Set task ▸ Collect all lines from the records below that include the word "tříkrálový".

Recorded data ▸
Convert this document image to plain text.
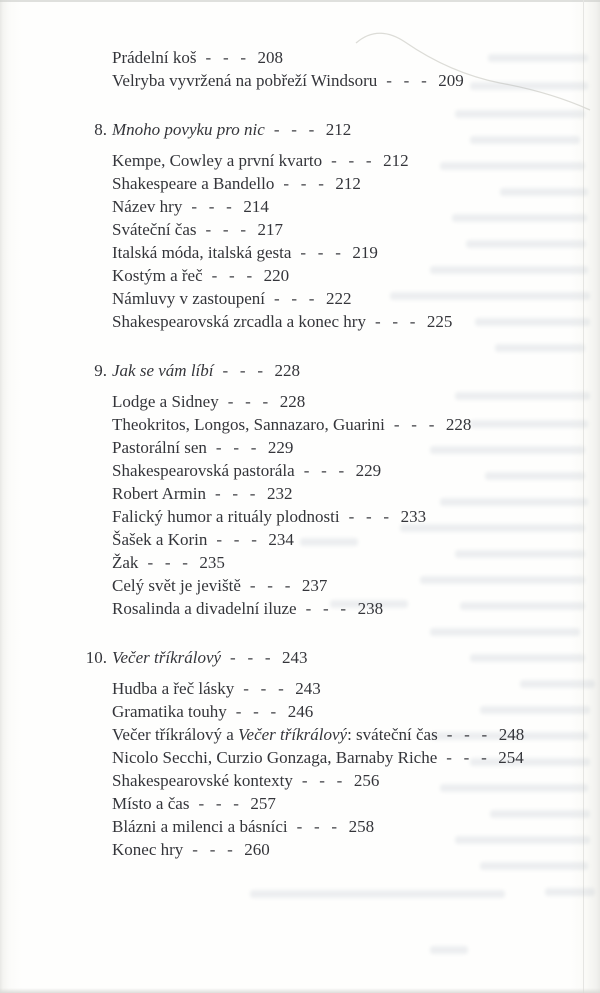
Prádelní koš - - - 208
Velryba vyvržená na pobřeží Windsoru - - - 209
8. Mnoho povyku pro nic - - - 212
Kempe, Cowley a první kvarto - - - 212
Shakespeare a Bandello - - - 212
Název hry - - - 214
Sváteční čas - - - 217
Italská móda, italská gesta - - - 219
Kostým a řeč - - - 220
Námluvy v zastoupení - - - 222
Shakespearovská zrcadla a konec hry - - - 225
9. Jak se vám líbí - - - 228
Lodge a Sidney - - - 228
Theokritos, Longos, Sannazaro, Guarini - - - 228
Pastorální sen - - - 229
Shakespearovská pastorála - - - 229
Robert Armin - - - 232
Falický humor a rituály plodnosti - - - 233
Šašek a Korin - - - 234
Žak - - - 235
Celý svět je jeviště - - - 237
Rosalinda a divadelní iluze - - - 238
10. Večer tříkrálový - - - 243
Hudba a řeč lásky - - - 243
Gramatika touhy - - - 246
Večer tříkrálový a Večer tříkrálový: sváteční čas - - - 248
Nicolo Secchi, Curzio Gonzaga, Barnaby Riche - - - 254
Shakespearovské kontexty - - - 256
Místo a čas - - - 257
Blázni a milenci a básníci - - - 258
Konec hry - - - 260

Solution to the problem ▸
10. Večer tříkrálový - - - 243
Večer tříkrálový a Večer tříkrálový: sváteční čas - - - 248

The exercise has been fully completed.